━━━ PROVIDED RECORDS

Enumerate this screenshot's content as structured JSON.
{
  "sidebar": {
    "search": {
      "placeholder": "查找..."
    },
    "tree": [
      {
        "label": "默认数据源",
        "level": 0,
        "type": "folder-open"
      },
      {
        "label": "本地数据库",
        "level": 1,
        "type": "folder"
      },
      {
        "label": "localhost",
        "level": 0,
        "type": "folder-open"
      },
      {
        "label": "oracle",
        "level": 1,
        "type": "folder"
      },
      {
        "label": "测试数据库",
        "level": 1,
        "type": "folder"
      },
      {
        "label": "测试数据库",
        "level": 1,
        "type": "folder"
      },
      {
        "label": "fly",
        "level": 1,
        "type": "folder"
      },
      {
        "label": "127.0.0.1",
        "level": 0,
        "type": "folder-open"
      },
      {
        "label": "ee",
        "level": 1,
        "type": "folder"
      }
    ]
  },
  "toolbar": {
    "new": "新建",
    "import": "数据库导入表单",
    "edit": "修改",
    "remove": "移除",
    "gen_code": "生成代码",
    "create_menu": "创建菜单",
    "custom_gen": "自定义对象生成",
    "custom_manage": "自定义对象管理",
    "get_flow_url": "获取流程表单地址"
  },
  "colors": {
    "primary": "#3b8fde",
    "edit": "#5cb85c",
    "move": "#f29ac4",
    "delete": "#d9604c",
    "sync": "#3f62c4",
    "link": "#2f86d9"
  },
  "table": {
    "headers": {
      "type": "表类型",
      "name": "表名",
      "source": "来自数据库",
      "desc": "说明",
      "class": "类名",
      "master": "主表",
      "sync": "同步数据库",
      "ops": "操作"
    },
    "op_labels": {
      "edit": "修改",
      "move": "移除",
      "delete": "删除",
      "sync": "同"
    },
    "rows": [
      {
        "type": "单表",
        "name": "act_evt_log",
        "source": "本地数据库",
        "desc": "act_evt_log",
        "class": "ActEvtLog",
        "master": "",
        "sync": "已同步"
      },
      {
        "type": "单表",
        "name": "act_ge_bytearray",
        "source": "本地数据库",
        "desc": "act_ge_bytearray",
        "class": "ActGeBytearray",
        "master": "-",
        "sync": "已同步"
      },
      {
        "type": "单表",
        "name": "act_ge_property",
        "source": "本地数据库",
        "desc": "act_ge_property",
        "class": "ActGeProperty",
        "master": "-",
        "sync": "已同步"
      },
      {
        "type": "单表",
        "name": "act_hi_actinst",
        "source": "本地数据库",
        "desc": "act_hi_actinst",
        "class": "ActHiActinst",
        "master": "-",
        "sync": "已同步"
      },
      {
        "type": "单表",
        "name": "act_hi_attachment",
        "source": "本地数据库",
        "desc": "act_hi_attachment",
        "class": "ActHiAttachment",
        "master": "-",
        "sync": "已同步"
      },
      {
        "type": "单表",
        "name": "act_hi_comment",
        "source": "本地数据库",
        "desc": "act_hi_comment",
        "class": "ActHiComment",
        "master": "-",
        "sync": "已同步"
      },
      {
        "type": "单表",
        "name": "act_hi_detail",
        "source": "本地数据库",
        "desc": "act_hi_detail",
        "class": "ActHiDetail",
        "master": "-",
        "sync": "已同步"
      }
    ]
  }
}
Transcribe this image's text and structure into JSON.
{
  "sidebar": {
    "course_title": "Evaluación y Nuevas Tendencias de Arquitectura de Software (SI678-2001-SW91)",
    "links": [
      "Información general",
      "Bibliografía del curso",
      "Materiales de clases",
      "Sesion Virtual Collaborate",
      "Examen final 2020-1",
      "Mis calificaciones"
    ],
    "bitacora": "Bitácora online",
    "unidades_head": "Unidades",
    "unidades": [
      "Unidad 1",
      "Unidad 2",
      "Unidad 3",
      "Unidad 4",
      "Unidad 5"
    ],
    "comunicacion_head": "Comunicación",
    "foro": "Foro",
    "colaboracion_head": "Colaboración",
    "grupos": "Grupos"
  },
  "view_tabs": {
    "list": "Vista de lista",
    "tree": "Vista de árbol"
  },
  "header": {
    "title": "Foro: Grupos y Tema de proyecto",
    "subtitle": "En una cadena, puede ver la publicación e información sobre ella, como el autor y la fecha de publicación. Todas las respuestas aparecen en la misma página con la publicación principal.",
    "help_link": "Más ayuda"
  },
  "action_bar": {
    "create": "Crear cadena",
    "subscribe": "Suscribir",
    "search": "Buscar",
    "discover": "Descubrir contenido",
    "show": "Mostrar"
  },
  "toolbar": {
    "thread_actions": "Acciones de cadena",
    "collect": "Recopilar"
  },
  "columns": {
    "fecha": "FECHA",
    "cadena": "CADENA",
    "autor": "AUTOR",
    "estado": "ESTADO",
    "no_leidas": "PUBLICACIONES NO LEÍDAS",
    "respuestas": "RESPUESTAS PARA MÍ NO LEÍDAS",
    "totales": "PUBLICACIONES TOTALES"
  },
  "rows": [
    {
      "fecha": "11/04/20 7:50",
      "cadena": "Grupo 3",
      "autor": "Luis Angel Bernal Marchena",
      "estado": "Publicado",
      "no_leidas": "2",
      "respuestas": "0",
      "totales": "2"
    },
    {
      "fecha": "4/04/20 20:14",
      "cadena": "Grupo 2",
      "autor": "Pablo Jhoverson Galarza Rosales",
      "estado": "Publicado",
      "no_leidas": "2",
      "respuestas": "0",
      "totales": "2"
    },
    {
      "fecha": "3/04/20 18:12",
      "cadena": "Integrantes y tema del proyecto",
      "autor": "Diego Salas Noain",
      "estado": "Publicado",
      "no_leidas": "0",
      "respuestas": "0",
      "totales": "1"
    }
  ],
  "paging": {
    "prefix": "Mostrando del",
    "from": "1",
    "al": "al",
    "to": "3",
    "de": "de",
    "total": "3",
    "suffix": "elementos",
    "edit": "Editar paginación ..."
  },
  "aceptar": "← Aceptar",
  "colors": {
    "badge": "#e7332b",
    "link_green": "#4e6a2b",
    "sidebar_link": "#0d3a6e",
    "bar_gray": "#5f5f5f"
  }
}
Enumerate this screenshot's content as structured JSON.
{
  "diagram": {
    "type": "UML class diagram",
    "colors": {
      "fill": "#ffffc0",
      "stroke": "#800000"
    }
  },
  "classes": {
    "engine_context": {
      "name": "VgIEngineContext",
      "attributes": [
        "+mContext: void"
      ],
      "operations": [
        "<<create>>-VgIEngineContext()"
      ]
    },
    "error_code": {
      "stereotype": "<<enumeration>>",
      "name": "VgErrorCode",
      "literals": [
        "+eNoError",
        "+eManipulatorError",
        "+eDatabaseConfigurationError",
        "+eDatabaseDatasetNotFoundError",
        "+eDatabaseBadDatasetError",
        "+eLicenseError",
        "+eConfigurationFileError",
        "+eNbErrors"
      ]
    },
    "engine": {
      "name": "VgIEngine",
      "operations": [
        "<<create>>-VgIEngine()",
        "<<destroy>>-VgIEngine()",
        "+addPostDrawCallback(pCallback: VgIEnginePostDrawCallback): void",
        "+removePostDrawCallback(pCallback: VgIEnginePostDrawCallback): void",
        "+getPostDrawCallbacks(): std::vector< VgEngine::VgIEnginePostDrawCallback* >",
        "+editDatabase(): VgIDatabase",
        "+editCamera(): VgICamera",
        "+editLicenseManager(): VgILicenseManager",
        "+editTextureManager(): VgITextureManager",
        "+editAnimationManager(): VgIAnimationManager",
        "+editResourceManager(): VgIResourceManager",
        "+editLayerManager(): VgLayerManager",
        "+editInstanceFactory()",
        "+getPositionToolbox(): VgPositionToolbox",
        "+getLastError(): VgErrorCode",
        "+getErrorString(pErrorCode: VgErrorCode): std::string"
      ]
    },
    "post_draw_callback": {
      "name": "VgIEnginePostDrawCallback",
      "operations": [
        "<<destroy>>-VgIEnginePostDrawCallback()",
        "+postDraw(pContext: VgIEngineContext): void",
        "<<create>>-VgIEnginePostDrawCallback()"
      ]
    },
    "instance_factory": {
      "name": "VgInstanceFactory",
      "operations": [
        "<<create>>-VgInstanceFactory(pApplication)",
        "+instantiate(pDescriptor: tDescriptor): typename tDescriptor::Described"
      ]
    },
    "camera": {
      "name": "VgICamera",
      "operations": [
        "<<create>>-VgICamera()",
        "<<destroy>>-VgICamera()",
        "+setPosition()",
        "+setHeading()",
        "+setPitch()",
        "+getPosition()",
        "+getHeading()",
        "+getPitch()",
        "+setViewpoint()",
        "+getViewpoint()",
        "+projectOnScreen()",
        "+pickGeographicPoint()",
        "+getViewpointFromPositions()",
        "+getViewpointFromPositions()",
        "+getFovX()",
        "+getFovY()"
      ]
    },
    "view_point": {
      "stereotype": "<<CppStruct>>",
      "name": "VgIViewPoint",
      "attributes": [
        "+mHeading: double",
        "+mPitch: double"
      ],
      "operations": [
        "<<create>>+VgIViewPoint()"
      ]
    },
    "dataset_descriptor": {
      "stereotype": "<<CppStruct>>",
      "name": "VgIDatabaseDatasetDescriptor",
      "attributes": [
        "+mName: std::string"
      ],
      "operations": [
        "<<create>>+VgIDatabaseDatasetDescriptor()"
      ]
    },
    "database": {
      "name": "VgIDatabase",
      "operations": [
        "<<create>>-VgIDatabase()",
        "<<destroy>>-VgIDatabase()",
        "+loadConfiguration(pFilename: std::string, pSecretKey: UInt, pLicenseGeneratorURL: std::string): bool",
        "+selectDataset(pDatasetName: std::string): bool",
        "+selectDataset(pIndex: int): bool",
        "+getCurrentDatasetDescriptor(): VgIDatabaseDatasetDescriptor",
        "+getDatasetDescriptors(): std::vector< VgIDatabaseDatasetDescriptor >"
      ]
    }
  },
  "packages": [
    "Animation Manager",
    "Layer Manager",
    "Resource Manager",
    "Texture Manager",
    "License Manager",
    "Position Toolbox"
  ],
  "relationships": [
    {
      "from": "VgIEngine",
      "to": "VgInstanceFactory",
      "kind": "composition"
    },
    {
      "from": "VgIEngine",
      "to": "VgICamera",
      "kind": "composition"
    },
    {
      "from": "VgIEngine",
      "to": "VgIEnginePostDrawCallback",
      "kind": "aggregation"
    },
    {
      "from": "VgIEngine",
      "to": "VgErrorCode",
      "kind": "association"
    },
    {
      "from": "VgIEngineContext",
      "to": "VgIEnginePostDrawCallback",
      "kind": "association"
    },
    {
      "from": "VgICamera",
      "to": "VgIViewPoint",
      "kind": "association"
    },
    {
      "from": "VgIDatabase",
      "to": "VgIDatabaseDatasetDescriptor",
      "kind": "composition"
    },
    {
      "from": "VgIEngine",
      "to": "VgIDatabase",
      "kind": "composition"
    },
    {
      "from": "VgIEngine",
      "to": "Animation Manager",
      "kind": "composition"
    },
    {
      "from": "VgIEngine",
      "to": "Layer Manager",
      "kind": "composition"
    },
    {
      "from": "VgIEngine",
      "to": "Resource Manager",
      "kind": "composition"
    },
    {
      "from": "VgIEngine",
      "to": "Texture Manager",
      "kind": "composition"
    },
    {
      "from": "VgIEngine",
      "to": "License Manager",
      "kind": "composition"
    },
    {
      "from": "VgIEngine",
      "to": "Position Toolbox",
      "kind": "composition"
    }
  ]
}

━━━━━━

▸ **EXERCISE INSTRUCTIONS**
Show every line in the records above that contains the word "string".

▸ **RESULT OF THE EXERCISE**
        "+getErrorString(pErrorCode: VgErrorCode): std::string"
        "+mName: std::string"
        "+loadConfiguration(pFilename: std::string, pSecretKey: UInt, pLicenseGeneratorURL: std::string): bool",
        "+selectDataset(pDatasetName: std::string): bool",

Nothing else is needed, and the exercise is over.